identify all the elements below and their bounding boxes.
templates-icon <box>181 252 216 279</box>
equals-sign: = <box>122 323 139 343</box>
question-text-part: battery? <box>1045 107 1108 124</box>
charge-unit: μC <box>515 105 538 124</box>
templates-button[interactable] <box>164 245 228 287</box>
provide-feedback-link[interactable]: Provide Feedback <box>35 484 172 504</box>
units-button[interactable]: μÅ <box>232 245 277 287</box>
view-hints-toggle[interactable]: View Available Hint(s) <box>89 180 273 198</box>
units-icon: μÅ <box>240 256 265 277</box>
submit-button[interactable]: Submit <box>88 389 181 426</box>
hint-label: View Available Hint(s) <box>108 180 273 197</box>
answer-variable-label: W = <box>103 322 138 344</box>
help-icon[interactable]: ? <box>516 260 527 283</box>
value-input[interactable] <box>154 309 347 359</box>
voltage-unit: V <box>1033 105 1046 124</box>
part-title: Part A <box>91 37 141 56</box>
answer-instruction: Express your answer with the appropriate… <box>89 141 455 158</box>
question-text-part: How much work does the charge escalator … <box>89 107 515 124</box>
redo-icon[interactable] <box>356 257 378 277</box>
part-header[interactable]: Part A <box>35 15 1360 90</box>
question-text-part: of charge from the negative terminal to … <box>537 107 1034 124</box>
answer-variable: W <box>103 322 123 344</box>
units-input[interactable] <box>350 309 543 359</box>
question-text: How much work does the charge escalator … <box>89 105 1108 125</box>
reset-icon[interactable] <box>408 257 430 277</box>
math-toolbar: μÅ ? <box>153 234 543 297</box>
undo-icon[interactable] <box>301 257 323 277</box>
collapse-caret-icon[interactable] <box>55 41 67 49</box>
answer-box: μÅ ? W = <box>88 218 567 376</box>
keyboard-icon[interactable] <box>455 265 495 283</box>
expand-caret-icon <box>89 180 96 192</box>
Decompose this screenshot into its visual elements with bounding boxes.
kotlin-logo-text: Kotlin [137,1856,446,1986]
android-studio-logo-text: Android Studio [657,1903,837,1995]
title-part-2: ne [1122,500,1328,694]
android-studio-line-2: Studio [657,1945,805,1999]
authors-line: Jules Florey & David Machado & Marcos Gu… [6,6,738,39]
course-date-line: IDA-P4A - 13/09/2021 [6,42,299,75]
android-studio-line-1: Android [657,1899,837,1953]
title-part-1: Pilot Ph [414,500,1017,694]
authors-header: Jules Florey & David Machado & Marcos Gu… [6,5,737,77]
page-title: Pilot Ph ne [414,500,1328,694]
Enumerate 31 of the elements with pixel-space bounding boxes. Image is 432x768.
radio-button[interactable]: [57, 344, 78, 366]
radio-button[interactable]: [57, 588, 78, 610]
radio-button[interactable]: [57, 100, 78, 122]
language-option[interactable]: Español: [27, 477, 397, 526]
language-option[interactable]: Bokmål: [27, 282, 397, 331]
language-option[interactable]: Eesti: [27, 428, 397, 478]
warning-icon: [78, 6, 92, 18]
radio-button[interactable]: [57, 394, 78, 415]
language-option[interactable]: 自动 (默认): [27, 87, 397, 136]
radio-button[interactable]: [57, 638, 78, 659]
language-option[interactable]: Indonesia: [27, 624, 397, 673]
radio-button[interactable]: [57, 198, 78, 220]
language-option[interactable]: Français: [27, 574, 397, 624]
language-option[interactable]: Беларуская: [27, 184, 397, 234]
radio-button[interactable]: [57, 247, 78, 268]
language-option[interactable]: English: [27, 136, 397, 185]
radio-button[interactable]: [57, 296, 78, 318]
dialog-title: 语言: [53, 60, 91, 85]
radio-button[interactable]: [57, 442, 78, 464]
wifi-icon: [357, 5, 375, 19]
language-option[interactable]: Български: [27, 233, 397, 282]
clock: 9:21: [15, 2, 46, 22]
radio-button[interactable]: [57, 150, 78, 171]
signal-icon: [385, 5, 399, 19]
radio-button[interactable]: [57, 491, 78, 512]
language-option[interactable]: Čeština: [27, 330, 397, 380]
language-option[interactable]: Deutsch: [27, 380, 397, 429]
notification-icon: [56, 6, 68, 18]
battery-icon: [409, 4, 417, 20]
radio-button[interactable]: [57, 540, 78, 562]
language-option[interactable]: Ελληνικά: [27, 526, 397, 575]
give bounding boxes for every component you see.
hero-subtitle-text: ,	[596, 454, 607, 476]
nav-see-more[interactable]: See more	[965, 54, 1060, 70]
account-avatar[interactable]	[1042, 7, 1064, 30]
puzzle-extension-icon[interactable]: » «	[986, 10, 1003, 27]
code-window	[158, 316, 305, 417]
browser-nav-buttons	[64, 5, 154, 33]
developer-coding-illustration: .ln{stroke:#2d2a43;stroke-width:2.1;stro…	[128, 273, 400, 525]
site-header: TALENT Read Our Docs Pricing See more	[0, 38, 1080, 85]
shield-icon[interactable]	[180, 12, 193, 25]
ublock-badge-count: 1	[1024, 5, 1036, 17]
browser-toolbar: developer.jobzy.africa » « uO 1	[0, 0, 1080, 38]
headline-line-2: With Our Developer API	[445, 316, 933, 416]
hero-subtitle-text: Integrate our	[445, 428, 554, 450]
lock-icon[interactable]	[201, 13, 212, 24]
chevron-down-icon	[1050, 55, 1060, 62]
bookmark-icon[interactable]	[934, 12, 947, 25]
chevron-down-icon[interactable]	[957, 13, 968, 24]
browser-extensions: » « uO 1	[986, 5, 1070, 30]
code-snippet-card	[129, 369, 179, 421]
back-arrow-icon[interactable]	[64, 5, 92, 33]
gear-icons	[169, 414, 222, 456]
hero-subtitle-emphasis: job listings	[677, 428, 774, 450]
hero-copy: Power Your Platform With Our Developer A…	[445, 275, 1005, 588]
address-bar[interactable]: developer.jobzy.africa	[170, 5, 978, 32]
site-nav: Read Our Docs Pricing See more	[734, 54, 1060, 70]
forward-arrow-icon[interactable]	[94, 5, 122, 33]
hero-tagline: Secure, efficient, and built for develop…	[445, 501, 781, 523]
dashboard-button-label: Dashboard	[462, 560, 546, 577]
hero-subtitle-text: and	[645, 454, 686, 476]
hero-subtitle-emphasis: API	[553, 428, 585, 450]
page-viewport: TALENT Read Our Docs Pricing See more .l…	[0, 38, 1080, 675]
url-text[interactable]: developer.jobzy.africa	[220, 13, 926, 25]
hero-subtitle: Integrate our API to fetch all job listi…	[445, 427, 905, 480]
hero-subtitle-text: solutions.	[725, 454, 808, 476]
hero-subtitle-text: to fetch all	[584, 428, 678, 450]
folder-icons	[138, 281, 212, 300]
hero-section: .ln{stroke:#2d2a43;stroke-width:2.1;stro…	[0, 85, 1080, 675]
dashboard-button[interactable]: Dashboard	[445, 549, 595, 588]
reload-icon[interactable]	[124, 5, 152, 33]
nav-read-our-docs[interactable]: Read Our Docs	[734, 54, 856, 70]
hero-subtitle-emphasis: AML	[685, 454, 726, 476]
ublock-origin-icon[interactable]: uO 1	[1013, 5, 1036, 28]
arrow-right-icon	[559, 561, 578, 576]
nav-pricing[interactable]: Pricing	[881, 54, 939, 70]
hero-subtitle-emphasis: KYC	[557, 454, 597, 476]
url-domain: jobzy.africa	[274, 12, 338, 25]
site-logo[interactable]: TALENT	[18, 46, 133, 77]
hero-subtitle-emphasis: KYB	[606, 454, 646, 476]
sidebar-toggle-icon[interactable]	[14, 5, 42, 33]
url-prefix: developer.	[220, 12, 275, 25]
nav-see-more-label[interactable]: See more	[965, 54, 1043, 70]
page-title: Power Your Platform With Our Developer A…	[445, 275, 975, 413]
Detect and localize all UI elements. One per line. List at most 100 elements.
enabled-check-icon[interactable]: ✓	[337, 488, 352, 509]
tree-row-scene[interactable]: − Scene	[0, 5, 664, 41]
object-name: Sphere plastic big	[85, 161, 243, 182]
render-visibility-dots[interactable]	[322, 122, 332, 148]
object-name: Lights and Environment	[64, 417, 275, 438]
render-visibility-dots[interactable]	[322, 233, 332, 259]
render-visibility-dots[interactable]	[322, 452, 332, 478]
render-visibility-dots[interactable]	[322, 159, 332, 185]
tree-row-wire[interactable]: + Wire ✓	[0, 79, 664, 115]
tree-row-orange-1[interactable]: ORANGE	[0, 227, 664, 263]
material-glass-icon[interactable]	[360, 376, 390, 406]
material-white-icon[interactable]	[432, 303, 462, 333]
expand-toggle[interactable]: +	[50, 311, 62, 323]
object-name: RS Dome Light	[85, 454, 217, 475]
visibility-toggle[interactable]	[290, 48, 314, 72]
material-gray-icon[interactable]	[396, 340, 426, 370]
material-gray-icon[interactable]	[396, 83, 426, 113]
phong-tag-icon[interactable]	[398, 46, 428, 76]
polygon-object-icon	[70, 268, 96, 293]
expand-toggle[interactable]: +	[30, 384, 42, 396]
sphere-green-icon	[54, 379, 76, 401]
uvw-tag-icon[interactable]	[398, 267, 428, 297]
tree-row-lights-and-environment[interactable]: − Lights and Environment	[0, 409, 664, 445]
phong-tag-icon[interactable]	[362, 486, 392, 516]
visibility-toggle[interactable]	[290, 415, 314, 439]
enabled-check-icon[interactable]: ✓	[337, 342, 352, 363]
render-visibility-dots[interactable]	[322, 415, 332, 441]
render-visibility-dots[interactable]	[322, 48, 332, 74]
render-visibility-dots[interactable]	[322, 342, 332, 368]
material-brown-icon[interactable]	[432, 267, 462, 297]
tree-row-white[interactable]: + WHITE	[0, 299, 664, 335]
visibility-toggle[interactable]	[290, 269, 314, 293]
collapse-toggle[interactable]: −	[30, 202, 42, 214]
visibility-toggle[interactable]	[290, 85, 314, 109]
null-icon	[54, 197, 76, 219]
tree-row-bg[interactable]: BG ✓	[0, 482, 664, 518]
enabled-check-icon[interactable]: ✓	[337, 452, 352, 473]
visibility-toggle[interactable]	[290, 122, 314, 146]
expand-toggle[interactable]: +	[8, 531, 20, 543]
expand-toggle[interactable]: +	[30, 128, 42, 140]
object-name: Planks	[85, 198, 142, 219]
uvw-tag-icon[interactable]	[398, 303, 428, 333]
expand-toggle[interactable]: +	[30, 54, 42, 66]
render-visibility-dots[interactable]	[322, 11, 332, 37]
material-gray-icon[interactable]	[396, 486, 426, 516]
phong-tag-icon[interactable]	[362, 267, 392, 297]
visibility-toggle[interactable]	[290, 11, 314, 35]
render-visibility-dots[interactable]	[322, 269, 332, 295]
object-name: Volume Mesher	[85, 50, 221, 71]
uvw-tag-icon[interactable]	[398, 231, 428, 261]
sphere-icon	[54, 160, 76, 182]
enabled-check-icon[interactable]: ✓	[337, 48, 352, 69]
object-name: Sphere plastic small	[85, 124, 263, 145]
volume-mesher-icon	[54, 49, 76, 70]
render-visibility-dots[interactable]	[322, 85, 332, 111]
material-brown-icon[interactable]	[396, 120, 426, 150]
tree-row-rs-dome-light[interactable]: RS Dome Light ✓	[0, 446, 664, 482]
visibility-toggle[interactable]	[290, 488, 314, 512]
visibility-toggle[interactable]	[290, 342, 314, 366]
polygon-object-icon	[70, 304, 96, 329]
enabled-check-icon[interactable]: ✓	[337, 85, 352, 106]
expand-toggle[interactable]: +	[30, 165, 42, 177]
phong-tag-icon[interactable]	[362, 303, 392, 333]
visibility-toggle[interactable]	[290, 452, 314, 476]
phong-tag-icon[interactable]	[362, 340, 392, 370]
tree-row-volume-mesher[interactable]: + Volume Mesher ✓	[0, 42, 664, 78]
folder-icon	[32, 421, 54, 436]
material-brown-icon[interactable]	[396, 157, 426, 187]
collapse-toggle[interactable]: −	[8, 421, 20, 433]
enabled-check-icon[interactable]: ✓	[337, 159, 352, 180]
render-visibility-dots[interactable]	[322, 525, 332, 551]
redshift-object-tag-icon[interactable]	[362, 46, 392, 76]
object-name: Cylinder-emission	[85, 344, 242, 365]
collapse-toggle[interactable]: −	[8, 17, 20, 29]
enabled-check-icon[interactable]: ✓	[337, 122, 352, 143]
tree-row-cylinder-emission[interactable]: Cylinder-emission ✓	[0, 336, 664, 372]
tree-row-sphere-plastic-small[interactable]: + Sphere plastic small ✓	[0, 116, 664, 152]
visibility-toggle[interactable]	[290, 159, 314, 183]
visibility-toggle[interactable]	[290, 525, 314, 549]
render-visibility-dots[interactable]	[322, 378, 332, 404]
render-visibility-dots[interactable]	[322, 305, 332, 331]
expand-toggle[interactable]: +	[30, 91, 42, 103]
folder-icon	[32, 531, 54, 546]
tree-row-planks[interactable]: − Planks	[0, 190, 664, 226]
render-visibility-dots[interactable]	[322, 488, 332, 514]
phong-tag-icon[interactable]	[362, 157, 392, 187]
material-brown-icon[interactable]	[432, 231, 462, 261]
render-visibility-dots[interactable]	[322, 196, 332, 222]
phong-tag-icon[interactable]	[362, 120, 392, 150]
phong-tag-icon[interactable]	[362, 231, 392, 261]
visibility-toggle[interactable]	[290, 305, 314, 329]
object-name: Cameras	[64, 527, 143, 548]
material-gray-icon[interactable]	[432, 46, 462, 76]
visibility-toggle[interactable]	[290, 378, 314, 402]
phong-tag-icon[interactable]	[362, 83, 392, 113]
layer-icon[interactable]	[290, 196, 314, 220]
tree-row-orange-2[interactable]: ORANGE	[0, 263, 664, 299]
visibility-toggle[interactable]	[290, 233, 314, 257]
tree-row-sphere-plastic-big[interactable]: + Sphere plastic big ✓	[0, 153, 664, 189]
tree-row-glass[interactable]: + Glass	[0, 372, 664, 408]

+ + + + +

> [Set exercise]:
Copy the items word for word, from the very first line through the line containing "value-input[interactable] <box>154 309".

> [Reply]:
identify all the elements below and their bounding boxes.
templates-icon <box>181 252 216 279</box>
equals-sign: = <box>122 323 139 343</box>
question-text-part: battery? <box>1045 107 1108 124</box>
charge-unit: μC <box>515 105 538 124</box>
templates-button[interactable] <box>164 245 228 287</box>
provide-feedback-link[interactable]: Provide Feedback <box>35 484 172 504</box>
units-button[interactable]: μÅ <box>232 245 277 287</box>
view-hints-toggle[interactable]: View Available Hint(s) <box>89 180 273 198</box>
units-icon: μÅ <box>240 256 265 277</box>
submit-button[interactable]: Submit <box>88 389 181 426</box>
hint-label: View Available Hint(s) <box>108 180 273 197</box>
answer-variable-label: W = <box>103 322 138 344</box>
help-icon[interactable]: ? <box>516 260 527 283</box>
value-input[interactable] <box>154 309 347 359</box>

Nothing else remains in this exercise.